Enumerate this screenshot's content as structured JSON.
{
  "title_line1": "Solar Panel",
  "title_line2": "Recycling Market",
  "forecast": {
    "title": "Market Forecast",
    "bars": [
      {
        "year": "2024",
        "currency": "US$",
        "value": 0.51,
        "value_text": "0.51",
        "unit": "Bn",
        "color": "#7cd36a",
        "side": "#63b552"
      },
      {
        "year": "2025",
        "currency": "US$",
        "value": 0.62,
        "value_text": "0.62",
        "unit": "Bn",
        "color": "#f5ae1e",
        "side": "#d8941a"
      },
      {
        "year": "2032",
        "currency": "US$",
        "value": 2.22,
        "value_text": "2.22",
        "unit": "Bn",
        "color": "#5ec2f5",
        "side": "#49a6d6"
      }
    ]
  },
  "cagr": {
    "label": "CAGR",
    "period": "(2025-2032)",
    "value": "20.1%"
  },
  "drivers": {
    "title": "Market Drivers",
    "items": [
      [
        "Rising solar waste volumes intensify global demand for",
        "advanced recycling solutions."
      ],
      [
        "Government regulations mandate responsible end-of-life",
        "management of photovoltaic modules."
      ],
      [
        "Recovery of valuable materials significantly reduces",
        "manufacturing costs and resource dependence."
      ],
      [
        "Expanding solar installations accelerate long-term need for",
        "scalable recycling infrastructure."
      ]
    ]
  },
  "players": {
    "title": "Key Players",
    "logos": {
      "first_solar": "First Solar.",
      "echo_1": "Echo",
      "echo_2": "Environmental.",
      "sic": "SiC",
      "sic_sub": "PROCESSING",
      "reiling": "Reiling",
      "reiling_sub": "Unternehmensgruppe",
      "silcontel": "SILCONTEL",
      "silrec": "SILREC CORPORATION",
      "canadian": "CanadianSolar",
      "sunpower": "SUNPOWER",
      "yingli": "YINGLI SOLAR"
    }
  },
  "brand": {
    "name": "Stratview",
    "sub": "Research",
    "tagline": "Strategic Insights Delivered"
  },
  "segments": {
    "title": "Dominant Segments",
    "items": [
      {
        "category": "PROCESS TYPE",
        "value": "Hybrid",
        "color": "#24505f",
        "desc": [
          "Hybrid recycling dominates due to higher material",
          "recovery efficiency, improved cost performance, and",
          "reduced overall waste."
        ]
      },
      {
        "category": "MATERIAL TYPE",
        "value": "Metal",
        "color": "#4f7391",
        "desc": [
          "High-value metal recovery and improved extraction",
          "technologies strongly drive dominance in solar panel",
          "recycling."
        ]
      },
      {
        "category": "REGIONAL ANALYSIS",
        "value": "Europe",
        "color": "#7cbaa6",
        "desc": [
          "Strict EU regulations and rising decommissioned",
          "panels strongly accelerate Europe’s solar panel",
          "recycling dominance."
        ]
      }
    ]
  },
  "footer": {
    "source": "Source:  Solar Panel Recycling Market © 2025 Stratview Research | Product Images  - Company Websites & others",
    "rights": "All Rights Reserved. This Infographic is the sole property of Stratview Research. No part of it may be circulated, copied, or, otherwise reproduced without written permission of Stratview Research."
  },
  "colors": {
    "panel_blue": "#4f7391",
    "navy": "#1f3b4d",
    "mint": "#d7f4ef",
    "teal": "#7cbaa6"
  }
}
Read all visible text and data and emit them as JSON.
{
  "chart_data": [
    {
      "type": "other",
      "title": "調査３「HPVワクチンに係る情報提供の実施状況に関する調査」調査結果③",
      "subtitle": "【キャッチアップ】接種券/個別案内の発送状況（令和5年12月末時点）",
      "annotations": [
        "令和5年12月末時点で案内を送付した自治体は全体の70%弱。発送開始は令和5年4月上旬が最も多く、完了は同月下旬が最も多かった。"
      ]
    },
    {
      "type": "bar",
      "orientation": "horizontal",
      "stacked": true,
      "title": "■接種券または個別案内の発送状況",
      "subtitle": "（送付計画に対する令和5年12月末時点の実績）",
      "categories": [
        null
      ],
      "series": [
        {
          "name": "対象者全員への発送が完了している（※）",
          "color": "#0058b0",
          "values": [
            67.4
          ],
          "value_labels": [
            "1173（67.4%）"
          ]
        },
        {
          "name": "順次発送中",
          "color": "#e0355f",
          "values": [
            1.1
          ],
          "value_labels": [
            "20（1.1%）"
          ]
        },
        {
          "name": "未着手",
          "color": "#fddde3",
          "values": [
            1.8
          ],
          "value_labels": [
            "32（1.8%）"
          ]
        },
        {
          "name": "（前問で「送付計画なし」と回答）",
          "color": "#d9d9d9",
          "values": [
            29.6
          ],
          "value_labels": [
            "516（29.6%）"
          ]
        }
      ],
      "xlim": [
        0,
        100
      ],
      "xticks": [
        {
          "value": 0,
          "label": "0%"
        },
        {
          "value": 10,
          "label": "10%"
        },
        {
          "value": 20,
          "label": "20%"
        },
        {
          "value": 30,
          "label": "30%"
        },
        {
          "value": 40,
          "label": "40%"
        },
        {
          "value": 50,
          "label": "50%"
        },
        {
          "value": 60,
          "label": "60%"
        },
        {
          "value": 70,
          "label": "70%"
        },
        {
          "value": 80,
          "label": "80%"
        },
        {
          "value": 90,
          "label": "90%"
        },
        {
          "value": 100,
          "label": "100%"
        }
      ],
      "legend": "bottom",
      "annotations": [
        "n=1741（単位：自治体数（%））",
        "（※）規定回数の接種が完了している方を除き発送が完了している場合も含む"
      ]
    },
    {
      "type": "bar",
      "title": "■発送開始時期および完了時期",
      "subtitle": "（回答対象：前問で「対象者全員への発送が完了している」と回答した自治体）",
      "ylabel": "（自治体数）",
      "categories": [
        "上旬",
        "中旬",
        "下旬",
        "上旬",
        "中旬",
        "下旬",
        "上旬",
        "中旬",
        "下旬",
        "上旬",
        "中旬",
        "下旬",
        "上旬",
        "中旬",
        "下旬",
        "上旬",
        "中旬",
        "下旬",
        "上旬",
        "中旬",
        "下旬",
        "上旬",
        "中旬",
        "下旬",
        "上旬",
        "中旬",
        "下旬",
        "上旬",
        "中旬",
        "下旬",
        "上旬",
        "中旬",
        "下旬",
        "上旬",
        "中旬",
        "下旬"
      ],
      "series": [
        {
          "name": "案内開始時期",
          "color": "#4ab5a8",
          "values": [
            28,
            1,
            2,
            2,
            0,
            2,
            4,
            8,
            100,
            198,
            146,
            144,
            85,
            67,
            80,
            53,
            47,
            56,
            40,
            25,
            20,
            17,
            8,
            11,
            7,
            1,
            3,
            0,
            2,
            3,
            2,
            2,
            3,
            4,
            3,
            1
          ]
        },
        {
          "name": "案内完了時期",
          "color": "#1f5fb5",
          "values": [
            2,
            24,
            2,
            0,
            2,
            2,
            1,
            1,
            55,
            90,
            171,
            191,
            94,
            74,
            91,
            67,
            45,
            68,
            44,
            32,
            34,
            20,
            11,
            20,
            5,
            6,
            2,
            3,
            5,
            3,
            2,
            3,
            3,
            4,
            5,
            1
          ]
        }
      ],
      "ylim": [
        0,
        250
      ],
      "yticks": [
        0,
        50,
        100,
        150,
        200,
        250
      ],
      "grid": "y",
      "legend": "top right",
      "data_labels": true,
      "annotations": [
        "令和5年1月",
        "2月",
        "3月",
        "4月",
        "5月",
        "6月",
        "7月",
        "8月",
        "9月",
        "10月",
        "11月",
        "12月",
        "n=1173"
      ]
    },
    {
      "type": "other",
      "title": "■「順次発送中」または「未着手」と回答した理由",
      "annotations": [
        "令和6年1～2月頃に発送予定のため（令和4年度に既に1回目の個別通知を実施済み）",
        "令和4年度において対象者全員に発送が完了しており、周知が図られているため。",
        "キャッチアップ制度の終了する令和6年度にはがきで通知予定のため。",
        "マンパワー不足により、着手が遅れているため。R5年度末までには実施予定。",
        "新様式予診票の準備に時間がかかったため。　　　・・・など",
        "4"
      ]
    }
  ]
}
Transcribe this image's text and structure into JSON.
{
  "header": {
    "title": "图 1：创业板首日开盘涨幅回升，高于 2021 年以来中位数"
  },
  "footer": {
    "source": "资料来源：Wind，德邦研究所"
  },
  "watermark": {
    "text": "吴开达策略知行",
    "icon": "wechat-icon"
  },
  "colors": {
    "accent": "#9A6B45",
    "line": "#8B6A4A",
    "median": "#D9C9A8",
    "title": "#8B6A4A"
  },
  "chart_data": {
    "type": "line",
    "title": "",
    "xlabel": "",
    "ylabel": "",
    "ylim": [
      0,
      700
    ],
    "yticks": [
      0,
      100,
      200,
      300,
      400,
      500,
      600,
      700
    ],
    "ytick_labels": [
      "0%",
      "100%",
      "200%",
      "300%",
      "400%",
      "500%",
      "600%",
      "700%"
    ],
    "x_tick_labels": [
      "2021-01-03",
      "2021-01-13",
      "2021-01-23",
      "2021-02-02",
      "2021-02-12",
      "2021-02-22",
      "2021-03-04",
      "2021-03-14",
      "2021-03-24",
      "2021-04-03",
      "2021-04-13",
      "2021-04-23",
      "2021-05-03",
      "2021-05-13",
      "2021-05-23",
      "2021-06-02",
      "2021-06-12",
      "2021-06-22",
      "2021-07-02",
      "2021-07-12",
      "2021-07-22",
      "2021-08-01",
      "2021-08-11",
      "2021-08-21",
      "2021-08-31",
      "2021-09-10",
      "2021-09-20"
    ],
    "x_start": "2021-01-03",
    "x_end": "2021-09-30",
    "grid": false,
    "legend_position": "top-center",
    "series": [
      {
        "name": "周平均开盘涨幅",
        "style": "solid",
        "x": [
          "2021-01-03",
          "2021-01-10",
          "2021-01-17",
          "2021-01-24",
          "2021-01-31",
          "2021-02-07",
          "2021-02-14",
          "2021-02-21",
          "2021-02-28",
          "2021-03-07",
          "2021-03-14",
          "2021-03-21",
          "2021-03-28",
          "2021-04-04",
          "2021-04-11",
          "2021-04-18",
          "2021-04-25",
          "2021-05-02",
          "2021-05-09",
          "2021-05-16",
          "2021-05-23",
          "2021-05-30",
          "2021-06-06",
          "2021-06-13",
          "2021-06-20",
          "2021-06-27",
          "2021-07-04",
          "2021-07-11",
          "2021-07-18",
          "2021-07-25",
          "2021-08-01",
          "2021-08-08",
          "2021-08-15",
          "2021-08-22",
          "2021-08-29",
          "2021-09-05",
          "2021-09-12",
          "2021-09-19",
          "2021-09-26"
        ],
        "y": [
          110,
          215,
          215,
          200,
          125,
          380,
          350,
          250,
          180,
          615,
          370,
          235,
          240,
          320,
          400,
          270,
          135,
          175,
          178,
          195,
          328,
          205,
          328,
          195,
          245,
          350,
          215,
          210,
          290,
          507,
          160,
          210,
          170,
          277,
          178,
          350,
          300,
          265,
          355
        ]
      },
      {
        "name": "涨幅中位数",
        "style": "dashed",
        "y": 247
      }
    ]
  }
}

What is asked
Return each line with "順次発送中".

Result of the task
          "name": "順次発送中",
      "title": "■「順次発送中」または「未着手」と回答した理由",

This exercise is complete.